YOUR INSTRUCTIONS: Determine which lines of the records include the word "couple", and copy them.

GIVEN RECORDS:
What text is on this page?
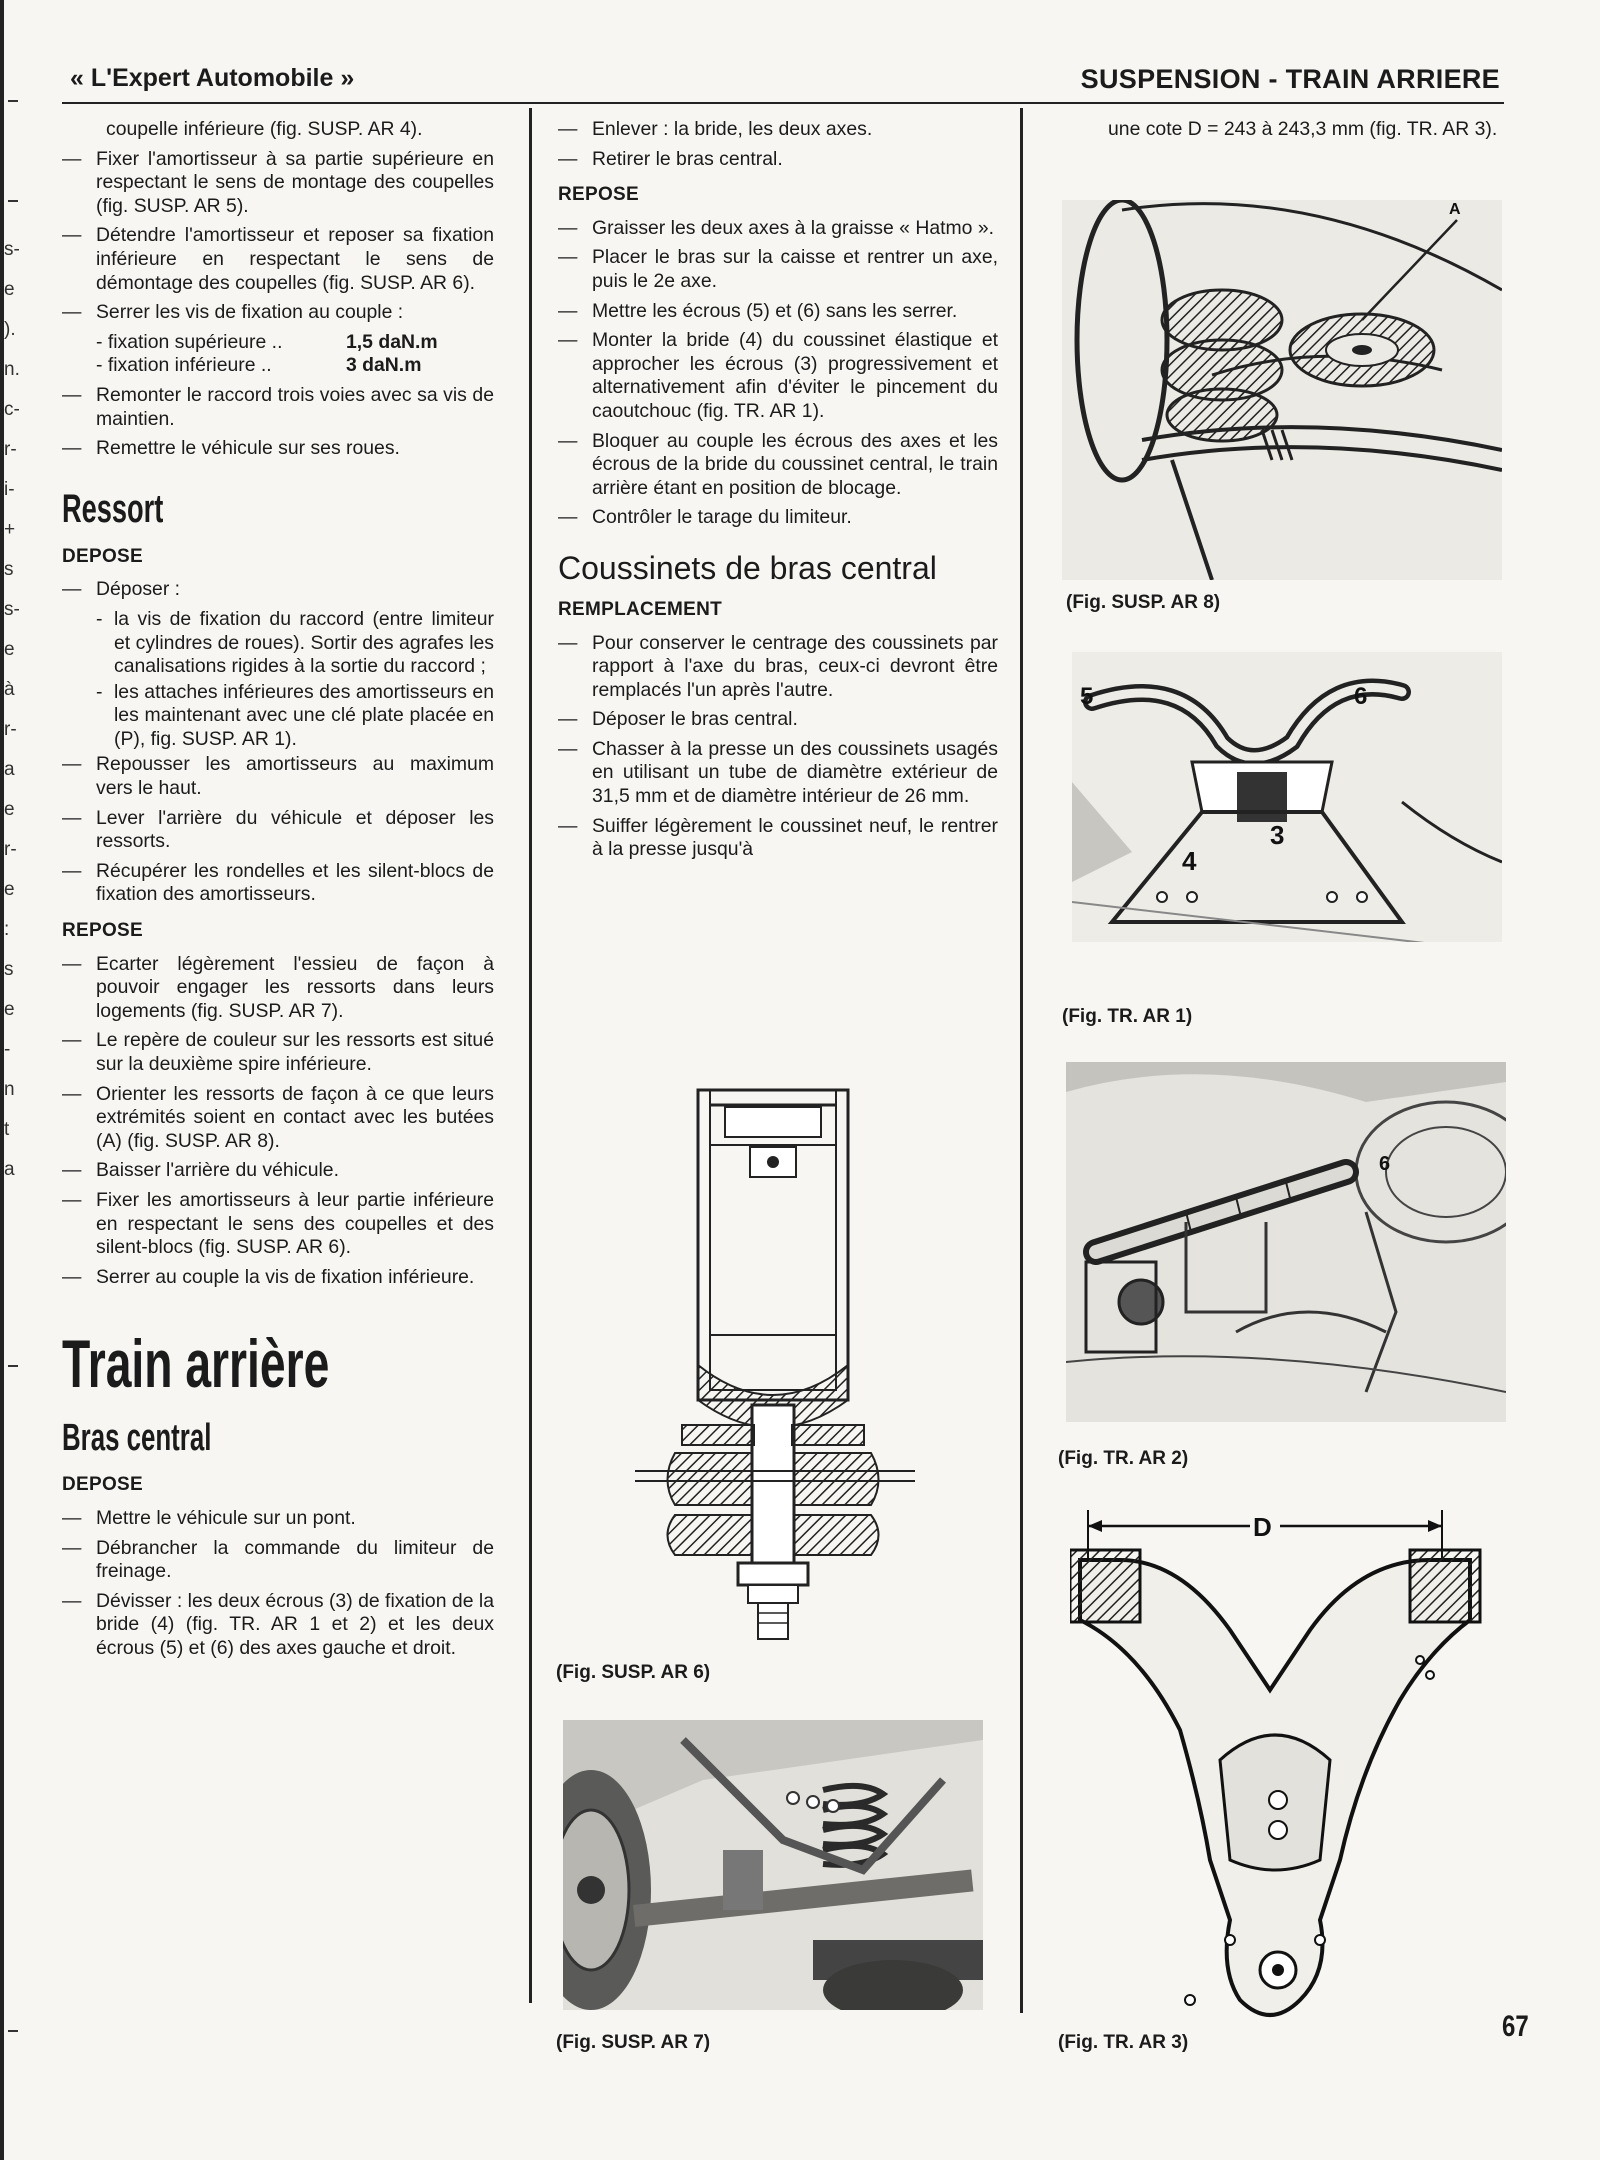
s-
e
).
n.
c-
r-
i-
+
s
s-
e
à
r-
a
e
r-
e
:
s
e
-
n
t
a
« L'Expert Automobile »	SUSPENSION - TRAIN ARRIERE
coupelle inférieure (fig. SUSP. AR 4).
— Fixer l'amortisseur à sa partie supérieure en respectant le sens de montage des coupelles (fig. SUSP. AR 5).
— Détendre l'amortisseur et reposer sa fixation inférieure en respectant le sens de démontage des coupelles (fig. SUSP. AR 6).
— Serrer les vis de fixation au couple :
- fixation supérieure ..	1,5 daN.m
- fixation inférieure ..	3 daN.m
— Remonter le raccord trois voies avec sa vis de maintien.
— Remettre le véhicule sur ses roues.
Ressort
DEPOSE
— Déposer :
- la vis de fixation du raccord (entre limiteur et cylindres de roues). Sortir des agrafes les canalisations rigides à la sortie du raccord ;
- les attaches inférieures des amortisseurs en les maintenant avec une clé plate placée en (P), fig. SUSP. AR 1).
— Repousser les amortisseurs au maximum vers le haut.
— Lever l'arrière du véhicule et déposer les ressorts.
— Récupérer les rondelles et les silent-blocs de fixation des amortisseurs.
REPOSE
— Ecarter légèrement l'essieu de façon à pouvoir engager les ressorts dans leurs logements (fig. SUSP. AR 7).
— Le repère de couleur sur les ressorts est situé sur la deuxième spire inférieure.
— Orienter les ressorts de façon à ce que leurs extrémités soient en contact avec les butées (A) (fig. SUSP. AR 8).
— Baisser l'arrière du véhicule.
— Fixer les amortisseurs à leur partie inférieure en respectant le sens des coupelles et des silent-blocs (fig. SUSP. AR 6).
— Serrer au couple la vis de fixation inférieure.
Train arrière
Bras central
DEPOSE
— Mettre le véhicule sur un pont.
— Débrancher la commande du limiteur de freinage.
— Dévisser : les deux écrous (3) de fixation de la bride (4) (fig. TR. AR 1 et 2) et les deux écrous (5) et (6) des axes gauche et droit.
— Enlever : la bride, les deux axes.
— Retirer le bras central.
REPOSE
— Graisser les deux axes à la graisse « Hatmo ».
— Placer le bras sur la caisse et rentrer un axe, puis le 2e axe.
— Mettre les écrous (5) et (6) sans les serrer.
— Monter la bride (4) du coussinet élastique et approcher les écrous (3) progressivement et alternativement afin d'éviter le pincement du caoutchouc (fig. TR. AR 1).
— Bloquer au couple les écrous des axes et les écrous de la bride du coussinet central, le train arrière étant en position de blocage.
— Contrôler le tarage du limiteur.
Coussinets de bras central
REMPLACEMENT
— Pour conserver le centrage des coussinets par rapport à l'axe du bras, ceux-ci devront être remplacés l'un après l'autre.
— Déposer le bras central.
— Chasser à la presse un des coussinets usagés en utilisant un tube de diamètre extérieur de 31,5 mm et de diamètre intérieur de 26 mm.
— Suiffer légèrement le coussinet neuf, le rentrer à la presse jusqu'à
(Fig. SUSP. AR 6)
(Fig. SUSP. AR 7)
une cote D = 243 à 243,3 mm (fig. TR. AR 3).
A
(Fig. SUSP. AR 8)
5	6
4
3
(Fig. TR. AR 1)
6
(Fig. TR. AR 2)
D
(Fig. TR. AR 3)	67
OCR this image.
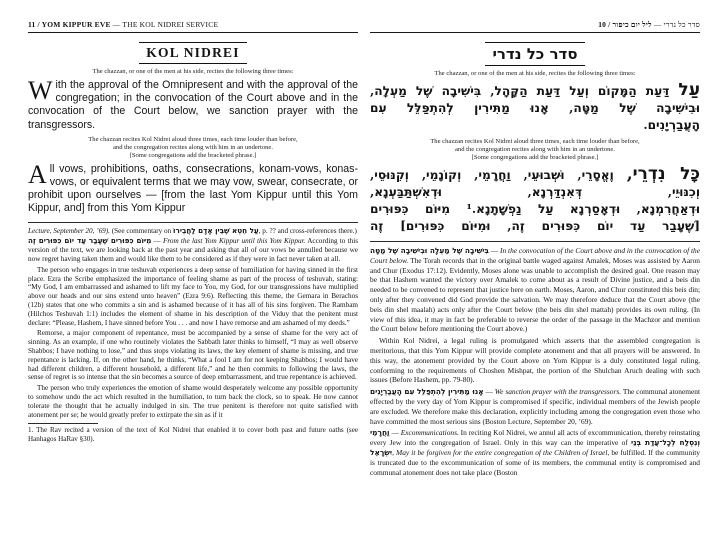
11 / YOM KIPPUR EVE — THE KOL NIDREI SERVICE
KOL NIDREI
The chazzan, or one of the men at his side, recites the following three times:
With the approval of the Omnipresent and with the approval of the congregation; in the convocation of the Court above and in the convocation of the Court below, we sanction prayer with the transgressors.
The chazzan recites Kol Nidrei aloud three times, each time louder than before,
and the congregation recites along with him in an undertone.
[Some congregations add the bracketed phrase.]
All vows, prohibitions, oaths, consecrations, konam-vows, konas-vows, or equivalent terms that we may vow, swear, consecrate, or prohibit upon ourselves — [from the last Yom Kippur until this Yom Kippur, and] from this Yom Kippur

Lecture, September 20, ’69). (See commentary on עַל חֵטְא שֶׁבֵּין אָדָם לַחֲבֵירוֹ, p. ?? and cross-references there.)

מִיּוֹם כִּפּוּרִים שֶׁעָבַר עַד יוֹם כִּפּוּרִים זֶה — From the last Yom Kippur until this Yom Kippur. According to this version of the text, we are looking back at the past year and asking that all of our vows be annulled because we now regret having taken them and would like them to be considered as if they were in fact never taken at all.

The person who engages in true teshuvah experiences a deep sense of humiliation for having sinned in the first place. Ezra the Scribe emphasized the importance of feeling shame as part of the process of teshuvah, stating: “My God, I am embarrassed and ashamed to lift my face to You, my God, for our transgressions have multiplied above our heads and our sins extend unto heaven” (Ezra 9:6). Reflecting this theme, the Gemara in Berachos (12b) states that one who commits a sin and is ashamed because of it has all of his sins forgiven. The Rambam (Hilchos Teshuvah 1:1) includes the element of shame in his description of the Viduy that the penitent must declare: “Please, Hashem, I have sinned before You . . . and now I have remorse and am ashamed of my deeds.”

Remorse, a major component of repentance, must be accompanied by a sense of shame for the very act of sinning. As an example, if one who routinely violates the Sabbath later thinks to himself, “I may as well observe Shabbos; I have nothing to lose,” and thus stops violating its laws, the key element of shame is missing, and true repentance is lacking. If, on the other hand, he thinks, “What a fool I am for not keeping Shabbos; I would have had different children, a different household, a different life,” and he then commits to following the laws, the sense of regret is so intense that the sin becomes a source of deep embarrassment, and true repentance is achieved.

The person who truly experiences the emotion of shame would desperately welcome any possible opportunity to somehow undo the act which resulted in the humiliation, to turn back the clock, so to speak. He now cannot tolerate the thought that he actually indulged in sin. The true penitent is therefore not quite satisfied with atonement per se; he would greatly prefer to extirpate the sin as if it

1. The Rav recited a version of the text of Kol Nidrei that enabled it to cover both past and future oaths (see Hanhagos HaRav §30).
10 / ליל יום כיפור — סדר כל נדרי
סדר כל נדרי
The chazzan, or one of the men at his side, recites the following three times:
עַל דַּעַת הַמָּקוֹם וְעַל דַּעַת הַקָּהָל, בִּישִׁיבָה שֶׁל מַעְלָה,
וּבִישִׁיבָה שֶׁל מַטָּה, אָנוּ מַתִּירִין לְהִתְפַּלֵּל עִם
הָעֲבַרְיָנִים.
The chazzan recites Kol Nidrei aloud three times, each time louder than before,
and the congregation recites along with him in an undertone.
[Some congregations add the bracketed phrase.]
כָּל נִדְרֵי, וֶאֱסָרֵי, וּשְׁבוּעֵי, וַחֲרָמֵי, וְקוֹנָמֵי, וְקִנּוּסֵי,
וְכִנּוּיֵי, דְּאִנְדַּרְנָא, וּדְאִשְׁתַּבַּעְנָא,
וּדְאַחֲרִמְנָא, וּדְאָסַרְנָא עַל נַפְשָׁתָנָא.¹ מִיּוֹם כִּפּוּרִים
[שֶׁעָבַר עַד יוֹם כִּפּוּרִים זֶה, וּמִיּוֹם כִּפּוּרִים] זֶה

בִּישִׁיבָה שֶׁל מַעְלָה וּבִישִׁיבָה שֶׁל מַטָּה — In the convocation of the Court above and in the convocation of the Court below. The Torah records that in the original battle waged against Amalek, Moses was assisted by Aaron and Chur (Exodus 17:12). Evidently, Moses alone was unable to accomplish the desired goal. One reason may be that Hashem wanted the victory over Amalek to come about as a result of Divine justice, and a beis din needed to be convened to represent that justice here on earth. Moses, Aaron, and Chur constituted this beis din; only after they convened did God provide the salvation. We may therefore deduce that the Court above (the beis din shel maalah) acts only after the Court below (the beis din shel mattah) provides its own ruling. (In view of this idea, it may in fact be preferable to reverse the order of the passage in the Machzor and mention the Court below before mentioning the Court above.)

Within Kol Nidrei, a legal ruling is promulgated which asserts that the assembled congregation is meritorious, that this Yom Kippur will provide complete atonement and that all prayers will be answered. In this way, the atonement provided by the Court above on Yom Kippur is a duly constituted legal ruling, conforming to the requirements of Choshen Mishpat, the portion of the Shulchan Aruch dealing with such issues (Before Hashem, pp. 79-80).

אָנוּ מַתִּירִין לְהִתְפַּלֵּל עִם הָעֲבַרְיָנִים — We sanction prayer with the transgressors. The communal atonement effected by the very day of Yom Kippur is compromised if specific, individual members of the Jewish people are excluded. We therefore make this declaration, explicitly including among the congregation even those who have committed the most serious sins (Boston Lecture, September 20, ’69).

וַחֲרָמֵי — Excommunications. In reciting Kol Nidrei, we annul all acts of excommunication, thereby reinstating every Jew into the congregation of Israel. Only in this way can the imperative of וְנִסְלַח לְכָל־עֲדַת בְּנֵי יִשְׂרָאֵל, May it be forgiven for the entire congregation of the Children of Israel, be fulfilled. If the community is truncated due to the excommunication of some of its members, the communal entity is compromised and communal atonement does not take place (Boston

TASK OUTPUT:
— Serrer les vis de fixation au couple :
— Serrer au couple la vis de fixation inférieure.
— Bloquer au couple les écrous des axes et les écrous de la bride du coussinet central, le train arrière étant en position de blocage.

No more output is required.